Transcribe the records below exactly.

Stored items
-- begin --

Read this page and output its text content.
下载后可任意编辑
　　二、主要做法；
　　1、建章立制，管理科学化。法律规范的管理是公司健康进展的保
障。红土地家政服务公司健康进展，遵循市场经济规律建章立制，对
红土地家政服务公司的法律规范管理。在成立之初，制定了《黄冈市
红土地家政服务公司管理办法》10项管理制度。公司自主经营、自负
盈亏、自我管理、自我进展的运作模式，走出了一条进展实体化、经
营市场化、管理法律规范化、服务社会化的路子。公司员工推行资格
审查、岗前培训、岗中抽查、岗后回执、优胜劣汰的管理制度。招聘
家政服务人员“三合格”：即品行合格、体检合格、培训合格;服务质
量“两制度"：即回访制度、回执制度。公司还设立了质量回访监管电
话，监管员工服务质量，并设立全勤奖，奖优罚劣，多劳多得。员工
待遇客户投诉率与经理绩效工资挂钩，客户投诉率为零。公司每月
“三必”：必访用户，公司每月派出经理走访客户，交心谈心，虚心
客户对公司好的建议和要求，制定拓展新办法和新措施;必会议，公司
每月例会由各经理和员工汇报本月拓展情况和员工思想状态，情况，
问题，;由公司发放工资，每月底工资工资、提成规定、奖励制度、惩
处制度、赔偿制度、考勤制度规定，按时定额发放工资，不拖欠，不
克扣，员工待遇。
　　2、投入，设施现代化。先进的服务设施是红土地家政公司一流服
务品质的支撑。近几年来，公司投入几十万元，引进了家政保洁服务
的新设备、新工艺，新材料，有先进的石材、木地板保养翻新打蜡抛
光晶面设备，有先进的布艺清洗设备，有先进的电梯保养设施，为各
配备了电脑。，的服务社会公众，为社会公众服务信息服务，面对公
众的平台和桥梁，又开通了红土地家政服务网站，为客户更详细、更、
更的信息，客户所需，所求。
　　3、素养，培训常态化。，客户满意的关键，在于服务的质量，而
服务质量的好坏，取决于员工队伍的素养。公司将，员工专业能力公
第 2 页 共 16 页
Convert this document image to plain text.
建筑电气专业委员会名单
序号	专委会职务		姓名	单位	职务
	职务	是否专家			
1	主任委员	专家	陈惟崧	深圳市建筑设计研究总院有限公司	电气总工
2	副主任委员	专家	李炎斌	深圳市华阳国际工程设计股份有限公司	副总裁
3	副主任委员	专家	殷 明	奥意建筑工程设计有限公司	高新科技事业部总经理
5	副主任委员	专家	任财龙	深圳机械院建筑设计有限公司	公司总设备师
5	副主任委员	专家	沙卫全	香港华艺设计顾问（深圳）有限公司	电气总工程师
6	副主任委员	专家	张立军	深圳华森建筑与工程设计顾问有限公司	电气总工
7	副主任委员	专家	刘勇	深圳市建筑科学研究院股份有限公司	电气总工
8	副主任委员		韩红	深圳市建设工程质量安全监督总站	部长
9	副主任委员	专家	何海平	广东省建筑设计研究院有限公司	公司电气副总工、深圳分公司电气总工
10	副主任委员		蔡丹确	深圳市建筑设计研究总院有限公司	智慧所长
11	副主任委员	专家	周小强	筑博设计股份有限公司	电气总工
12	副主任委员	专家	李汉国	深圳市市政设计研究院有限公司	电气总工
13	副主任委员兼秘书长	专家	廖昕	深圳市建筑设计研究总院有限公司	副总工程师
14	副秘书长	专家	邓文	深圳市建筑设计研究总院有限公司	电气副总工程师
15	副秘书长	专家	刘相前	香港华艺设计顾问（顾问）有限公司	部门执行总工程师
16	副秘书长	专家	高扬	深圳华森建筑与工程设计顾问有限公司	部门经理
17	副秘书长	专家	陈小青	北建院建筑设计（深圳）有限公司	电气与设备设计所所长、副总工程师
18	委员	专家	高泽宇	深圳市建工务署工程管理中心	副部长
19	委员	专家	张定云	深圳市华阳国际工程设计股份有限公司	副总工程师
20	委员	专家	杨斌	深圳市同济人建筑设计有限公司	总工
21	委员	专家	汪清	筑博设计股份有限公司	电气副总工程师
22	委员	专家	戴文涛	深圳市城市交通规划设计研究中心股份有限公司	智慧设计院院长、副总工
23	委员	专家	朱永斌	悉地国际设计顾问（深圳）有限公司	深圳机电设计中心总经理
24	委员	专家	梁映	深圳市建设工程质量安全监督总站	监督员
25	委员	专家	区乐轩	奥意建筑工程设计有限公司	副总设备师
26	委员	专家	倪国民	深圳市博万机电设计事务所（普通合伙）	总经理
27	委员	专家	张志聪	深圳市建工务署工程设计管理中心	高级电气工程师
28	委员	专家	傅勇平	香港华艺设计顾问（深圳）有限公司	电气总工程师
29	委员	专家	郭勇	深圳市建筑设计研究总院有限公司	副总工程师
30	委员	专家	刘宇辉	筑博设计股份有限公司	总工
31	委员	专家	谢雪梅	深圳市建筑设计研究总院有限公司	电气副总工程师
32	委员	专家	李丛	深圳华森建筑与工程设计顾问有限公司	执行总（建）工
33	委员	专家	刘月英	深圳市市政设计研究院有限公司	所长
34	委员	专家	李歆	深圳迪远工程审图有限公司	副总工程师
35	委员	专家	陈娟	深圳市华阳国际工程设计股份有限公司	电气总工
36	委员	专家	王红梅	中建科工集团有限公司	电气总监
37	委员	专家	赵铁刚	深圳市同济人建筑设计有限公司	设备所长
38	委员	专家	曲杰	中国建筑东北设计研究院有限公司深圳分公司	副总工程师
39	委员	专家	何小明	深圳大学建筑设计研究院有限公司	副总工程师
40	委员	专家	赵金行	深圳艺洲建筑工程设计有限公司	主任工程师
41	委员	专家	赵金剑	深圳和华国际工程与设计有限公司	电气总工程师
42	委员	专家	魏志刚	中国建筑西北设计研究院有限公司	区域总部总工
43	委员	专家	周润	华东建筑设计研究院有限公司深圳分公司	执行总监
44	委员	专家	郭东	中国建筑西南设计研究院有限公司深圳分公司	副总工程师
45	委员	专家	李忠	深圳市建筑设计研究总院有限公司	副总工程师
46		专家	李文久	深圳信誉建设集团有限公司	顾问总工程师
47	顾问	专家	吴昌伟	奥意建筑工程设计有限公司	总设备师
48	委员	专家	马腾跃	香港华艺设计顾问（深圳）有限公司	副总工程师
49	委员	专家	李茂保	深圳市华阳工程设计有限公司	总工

-- end --

Final result:
Read this page and output its text content.
下载后可任意编辑
　　二、主要做法；
　　1、建章立制，管理科学化。法律规范的管理是公司健康进展的保
障。红土地家政服务公司健康进展，遵循市场经济规律建章立制，对
红土地家政服务公司的法律规范管理。在成立之初，制定了《黄冈市
红土地家政服务公司管理办法》10项管理制度。公司自主经营、自负
盈亏、自我管理、自我进展的运作模式，走出了一条进展实体化、经
营市场化、管理法律规范化、服务社会化的路子。公司员工推行资格
审查、岗前培训、岗中抽查、岗后回执、优胜劣汰的管理制度。招聘
家政服务人员“三合格”：即品行合格、体检合格、培训合格;服务质
量“两制度"：即回访制度、回执制度。公司还设立了质量回访监管电
话，监管员工服务质量，并设立全勤奖，奖优罚劣，多劳多得。员工
待遇客户投诉率与经理绩效工资挂钩，客户投诉率为零。公司每月
“三必”：必访用户，公司每月派出经理走访客户，交心谈心，虚心
客户对公司好的建议和要求，制定拓展新办法和新措施;必会议，公司
每月例会由各经理和员工汇报本月拓展情况和员工思想状态，情况，
问题，;由公司发放工资，每月底工资工资、提成规定、奖励制度、惩
处制度、赔偿制度、考勤制度规定，按时定额发放工资，不拖欠，不
克扣，员工待遇。
　　2、投入，设施现代化。先进的服务设施是红土地家政公司一流服
务品质的支撑。近几年来，公司投入几十万元，引进了家政保洁服务
的新设备、新工艺，新材料，有先进的石材、木地板保养翻新打蜡抛
光晶面设备，有先进的布艺清洗设备，有先进的电梯保养设施，为各
配备了电脑。，的服务社会公众，为社会公众服务信息服务，面对公
众的平台和桥梁，又开通了红土地家政服务网站，为客户更详细、更、
更的信息，客户所需，所求。
　　3、素养，培训常态化。，客户满意的关键，在于服务的质量，而
服务质量的好坏，取决于员工队伍的素养。公司将，员工专业能力公
第 2 页 共 16 页
Convert this document image to plain text.
建筑电气专业委员会名单
序号	专委会职务		姓名	单位	职务
	职务	是否专家			
1	主任委员	专家	陈惟崧	深圳市建筑设计研究总院有限公司	电气总工
2	副主任委员	专家	李炎斌	深圳市华阳国际工程设计股份有限公司	副总裁
3	副主任委员	专家	殷 明	奥意建筑工程设计有限公司	高新科技事业部总经理
5	副主任委员	专家	任财龙	深圳机械院建筑设计有限公司	公司总设备师
5	副主任委员	专家	沙卫全	香港华艺设计顾问（深圳）有限公司	电气总工程师
6	副主任委员	专家	张立军	深圳华森建筑与工程设计顾问有限公司	电气总工
7	副主任委员	专家	刘勇	深圳市建筑科学研究院股份有限公司	电气总工
8	副主任委员		韩红	深圳市建设工程质量安全监督总站	部长
9	副主任委员	专家	何海平	广东省建筑设计研究院有限公司	公司电气副总工、深圳分公司电气总工
10	副主任委员		蔡丹确	深圳市建筑设计研究总院有限公司	智慧所长
11	副主任委员	专家	周小强	筑博设计股份有限公司	电气总工
12	副主任委员	专家	李汉国	深圳市市政设计研究院有限公司	电气总工
13	副主任委员兼秘书长	专家	廖昕	深圳市建筑设计研究总院有限公司	副总工程师
14	副秘书长	专家	邓文	深圳市建筑设计研究总院有限公司	电气副总工程师
15	副秘书长	专家	刘相前	香港华艺设计顾问（顾问）有限公司	部门执行总工程师
16	副秘书长	专家	高扬	深圳华森建筑与工程设计顾问有限公司	部门经理
17	副秘书长	专家	陈小青	北建院建筑设计（深圳）有限公司	电气与设备设计所所长、副总工程师
18	委员	专家	高泽宇	深圳市建工务署工程管理中心	副部长
19	委员	专家	张定云	深圳市华阳国际工程设计股份有限公司	副总工程师
20	委员	专家	杨斌	深圳市同济人建筑设计有限公司	总工
21	委员	专家	汪清	筑博设计股份有限公司	电气副总工程师
22	委员	专家	戴文涛	深圳市城市交通规划设计研究中心股份有限公司	智慧设计院院长、副总工
23	委员	专家	朱永斌	悉地国际设计顾问（深圳）有限公司	深圳机电设计中心总经理
24	委员	专家	梁映	深圳市建设工程质量安全监督总站	监督员
25	委员	专家	区乐轩	奥意建筑工程设计有限公司	副总设备师
26	委员	专家	倪国民	深圳市博万机电设计事务所（普通合伙）	总经理
27	委员	专家	张志聪	深圳市建工务署工程设计管理中心	高级电气工程师
28	委员	专家	傅勇平	香港华艺设计顾问（深圳）有限公司	电气总工程师
29	委员	专家	郭勇	深圳市建筑设计研究总院有限公司	副总工程师
30	委员	专家	刘宇辉	筑博设计股份有限公司	总工
31	委员	专家	谢雪梅	深圳市建筑设计研究总院有限公司	电气副总工程师
32	委员	专家	李丛	深圳华森建筑与工程设计顾问有限公司	执行总（建）工
33	委员	专家	刘月英	深圳市市政设计研究院有限公司	所长
34	委员	专家	李歆	深圳迪远工程审图有限公司	副总工程师
35	委员	专家	陈娟	深圳市华阳国际工程设计股份有限公司	电气总工
36	委员	专家	王红梅	中建科工集团有限公司	电气总监
37	委员	专家	赵铁刚	深圳市同济人建筑设计有限公司	设备所长
38	委员	专家	曲杰	中国建筑东北设计研究院有限公司深圳分公司	副总工程师
39	委员	专家	何小明	深圳大学建筑设计研究院有限公司	副总工程师
40	委员	专家	赵金行	深圳艺洲建筑工程设计有限公司	主任工程师
41	委员	专家	赵金剑	深圳和华国际工程与设计有限公司	电气总工程师
42	委员	专家	魏志刚	中国建筑西北设计研究院有限公司	区域总部总工
43	委员	专家	周润	华东建筑设计研究院有限公司深圳分公司	执行总监
44	委员	专家	郭东	中国建筑西南设计研究院有限公司深圳分公司	副总工程师
45	委员	专家	李忠	深圳市建筑设计研究总院有限公司	副总工程师
46		专家	李文久	深圳信誉建设集团有限公司	顾问总工程师
47	顾问	专家	吴昌伟	奥意建筑工程设计有限公司	总设备师
48	委员	专家	马腾跃	香港华艺设计顾问（深圳）有限公司	副总工程师
49	委员	专家	李茂保	深圳市华阳工程设计有限公司	总工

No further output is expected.